#### Available records

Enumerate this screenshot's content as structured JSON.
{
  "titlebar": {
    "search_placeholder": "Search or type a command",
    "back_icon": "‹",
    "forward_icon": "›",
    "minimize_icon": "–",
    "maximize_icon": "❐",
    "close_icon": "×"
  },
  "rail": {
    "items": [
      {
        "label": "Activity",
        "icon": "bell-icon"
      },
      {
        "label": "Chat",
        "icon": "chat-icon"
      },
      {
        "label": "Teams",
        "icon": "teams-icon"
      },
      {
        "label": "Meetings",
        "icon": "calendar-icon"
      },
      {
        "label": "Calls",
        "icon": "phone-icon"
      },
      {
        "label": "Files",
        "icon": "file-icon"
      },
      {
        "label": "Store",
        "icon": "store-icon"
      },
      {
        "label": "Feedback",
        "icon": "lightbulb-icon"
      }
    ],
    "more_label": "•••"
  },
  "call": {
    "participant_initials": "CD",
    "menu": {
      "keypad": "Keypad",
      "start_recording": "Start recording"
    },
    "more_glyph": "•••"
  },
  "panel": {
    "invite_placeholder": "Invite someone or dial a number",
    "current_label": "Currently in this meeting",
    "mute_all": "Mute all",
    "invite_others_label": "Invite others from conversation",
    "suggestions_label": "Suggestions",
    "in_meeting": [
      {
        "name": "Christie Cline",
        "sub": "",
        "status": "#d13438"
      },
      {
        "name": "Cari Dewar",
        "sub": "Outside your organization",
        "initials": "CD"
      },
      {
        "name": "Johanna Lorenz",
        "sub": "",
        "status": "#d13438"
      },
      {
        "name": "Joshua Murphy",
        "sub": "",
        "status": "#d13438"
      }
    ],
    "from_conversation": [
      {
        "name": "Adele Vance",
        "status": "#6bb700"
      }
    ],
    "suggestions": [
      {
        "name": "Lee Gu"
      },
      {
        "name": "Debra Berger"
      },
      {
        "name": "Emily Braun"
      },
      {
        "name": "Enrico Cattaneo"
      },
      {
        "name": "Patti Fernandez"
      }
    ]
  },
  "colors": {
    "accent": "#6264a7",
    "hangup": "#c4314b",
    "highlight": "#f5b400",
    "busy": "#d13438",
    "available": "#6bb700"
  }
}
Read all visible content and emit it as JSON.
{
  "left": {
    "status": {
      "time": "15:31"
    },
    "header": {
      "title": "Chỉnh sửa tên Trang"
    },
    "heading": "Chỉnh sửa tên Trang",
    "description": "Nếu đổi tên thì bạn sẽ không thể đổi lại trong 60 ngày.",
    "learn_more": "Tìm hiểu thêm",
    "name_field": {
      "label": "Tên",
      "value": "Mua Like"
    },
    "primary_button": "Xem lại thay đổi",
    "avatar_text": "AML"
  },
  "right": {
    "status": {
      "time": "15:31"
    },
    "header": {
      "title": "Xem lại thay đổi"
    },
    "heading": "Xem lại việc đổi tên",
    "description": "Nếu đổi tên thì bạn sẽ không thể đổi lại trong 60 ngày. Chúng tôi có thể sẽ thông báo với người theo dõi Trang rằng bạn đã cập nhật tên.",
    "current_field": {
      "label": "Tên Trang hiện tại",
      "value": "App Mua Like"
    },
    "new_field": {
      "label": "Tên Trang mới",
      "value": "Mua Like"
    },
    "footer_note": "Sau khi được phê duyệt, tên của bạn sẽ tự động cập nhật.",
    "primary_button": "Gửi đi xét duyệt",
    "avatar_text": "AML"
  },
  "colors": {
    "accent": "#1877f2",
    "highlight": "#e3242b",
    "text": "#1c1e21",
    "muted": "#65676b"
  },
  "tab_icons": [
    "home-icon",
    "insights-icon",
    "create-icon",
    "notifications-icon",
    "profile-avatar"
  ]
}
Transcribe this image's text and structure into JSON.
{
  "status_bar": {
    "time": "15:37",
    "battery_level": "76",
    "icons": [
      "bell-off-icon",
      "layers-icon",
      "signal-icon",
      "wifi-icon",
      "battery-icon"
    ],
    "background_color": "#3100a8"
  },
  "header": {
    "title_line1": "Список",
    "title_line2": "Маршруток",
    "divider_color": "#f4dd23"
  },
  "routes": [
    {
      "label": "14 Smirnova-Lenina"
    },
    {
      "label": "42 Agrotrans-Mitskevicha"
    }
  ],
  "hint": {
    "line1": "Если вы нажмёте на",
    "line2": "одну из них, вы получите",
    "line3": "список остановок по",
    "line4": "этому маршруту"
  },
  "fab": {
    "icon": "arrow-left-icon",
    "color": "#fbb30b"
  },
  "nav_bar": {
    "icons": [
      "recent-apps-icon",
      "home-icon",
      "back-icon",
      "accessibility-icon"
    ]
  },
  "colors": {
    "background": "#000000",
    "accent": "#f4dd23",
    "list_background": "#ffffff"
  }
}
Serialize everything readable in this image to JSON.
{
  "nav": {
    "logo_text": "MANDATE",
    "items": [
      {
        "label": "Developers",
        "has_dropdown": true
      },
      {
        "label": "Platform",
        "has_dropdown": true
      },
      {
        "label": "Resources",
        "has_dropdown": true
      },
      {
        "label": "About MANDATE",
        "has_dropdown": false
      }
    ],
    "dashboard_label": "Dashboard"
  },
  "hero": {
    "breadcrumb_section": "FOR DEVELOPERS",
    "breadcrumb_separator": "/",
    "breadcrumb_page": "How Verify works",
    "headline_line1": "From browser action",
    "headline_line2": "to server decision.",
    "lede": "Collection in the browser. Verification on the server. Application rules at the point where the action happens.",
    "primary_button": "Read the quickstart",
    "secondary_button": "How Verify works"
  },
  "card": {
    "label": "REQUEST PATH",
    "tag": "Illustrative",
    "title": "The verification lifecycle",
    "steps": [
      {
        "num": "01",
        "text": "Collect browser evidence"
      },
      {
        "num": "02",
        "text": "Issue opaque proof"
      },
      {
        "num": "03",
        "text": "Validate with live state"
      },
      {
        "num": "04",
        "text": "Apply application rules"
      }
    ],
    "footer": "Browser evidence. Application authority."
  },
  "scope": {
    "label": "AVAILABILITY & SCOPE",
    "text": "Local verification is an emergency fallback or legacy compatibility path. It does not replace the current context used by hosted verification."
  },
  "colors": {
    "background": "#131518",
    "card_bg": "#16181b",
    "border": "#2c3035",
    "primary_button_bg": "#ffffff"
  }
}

########

(Stated task)
Word for word, quote all of the data above.

(Answer to the problem)
Enumerate this screenshot's content as structured JSON.
{
  "titlebar": {
    "search_placeholder": "Search or type a command",
    "back_icon": "‹",
    "forward_icon": "›",
    "minimize_icon": "–",
    "maximize_icon": "❐",
    "close_icon": "×"
  },
  "rail": {
    "items": [
      {
        "label": "Activity",
        "icon": "bell-icon"
      },
      {
        "label": "Chat",
        "icon": "chat-icon"
      },
      {
        "label": "Teams",
        "icon": "teams-icon"
      },
      {
        "label": "Meetings",
        "icon": "calendar-icon"
      },
      {
        "label": "Calls",
        "icon": "phone-icon"
      },
      {
        "label": "Files",
        "icon": "file-icon"
      },
      {
        "label": "Store",
        "icon": "store-icon"
      },
      {
        "label": "Feedback",
        "icon": "lightbulb-icon"
      }
    ],
    "more_label": "•••"
  },
  "call": {
    "participant_initials": "CD",
    "menu": {
      "keypad": "Keypad",
      "start_recording": "Start recording"
    },
    "more_glyph": "•••"
  },
  "panel": {
    "invite_placeholder": "Invite someone or dial a number",
    "current_label": "Currently in this meeting",
    "mute_all": "Mute all",
    "invite_others_label": "Invite others from conversation",
    "suggestions_label": "Suggestions",
    "in_meeting": [
      {
        "name": "Christie Cline",
        "sub": "",
        "status": "#d13438"
      },
      {
        "name": "Cari Dewar",
        "sub": "Outside your organization",
        "initials": "CD"
      },
      {
        "name": "Johanna Lorenz",
        "sub": "",
        "status": "#d13438"
      },
      {
        "name": "Joshua Murphy",
        "sub": "",
        "status": "#d13438"
      }
    ],
    "from_conversation": [
      {
        "name": "Adele Vance",
        "status": "#6bb700"
      }
    ],
    "suggestions": [
      {
        "name": "Lee Gu"
      },
      {
        "name": "Debra Berger"
      },
      {
        "name": "Emily Braun"
      },
      {
        "name": "Enrico Cattaneo"
      },
      {
        "name": "Patti Fernandez"
      }
    ]
  },
  "colors": {
    "accent": "#6264a7",
    "hangup": "#c4314b",
    "highlight": "#f5b400",
    "busy": "#d13438",
    "available": "#6bb700"
  }
}
Read all visible content and emit it as JSON.
{
  "left": {
    "status": {
      "time": "15:31"
    },
    "header": {
      "title": "Chỉnh sửa tên Trang"
    },
    "heading": "Chỉnh sửa tên Trang",
    "description": "Nếu đổi tên thì bạn sẽ không thể đổi lại trong 60 ngày.",
    "learn_more": "Tìm hiểu thêm",
    "name_field": {
      "label": "Tên",
      "value": "Mua Like"
    },
    "primary_button": "Xem lại thay đổi",
    "avatar_text": "AML"
  },
  "right": {
    "status": {
      "time": "15:31"
    },
    "header": {
      "title": "Xem lại thay đổi"
    },
    "heading": "Xem lại việc đổi tên",
    "description": "Nếu đổi tên thì bạn sẽ không thể đổi lại trong 60 ngày. Chúng tôi có thể sẽ thông báo với người theo dõi Trang rằng bạn đã cập nhật tên.",
    "current_field": {
      "label": "Tên Trang hiện tại",
      "value": "App Mua Like"
    },
    "new_field": {
      "label": "Tên Trang mới",
      "value": "Mua Like"
    },
    "footer_note": "Sau khi được phê duyệt, tên của bạn sẽ tự động cập nhật.",
    "primary_button": "Gửi đi xét duyệt",
    "avatar_text": "AML"
  },
  "colors": {
    "accent": "#1877f2",
    "highlight": "#e3242b",
    "text": "#1c1e21",
    "muted": "#65676b"
  },
  "tab_icons": [
    "home-icon",
    "insights-icon",
    "create-icon",
    "notifications-icon",
    "profile-avatar"
  ]
}
Transcribe this image's text and structure into JSON.
{
  "status_bar": {
    "time": "15:37",
    "battery_level": "76",
    "icons": [
      "bell-off-icon",
      "layers-icon",
      "signal-icon",
      "wifi-icon",
      "battery-icon"
    ],
    "background_color": "#3100a8"
  },
  "header": {
    "title_line1": "Список",
    "title_line2": "Маршруток",
    "divider_color": "#f4dd23"
  },
  "routes": [
    {
      "label": "14 Smirnova-Lenina"
    },
    {
      "label": "42 Agrotrans-Mitskevicha"
    }
  ],
  "hint": {
    "line1": "Если вы нажмёте на",
    "line2": "одну из них, вы получите",
    "line3": "список остановок по",
    "line4": "этому маршруту"
  },
  "fab": {
    "icon": "arrow-left-icon",
    "color": "#fbb30b"
  },
  "nav_bar": {
    "icons": [
      "recent-apps-icon",
      "home-icon",
      "back-icon",
      "accessibility-icon"
    ]
  },
  "colors": {
    "background": "#000000",
    "accent": "#f4dd23",
    "list_background": "#ffffff"
  }
}
Serialize everything readable in this image to JSON.
{
  "nav": {
    "logo_text": "MANDATE",
    "items": [
      {
        "label": "Developers",
        "has_dropdown": true
      },
      {
        "label": "Platform",
        "has_dropdown": true
      },
      {
        "label": "Resources",
        "has_dropdown": true
      },
      {
        "label": "About MANDATE",
        "has_dropdown": false
      }
    ],
    "dashboard_label": "Dashboard"
  },
  "hero": {
    "breadcrumb_section": "FOR DEVELOPERS",
    "breadcrumb_separator": "/",
    "breadcrumb_page": "How Verify works",
    "headline_line1": "From browser action",
    "headline_line2": "to server decision.",
    "lede": "Collection in the browser. Verification on the server. Application rules at the point where the action happens.",
    "primary_button": "Read the quickstart",
    "secondary_button": "How Verify works"
  },
  "card": {
    "label": "REQUEST PATH",
    "tag": "Illustrative",
    "title": "The verification lifecycle",
    "steps": [
      {
        "num": "01",
        "text": "Collect browser evidence"
      },
      {
        "num": "02",
        "text": "Issue opaque proof"
      },
      {
        "num": "03",
        "text": "Validate with live state"
      },
      {
        "num": "04",
        "text": "Apply application rules"
      }
    ],
    "footer": "Browser evidence. Application authority."
  },
  "scope": {
    "label": "AVAILABILITY & SCOPE",
    "text": "Local verification is an emergency fallback or legacy compatibility path. It does not replace the current context used by hosted verification."
  },
  "colors": {
    "background": "#131518",
    "card_bg": "#16181b",
    "border": "#2c3035",
    "primary_button_bg": "#ffffff"
  }
}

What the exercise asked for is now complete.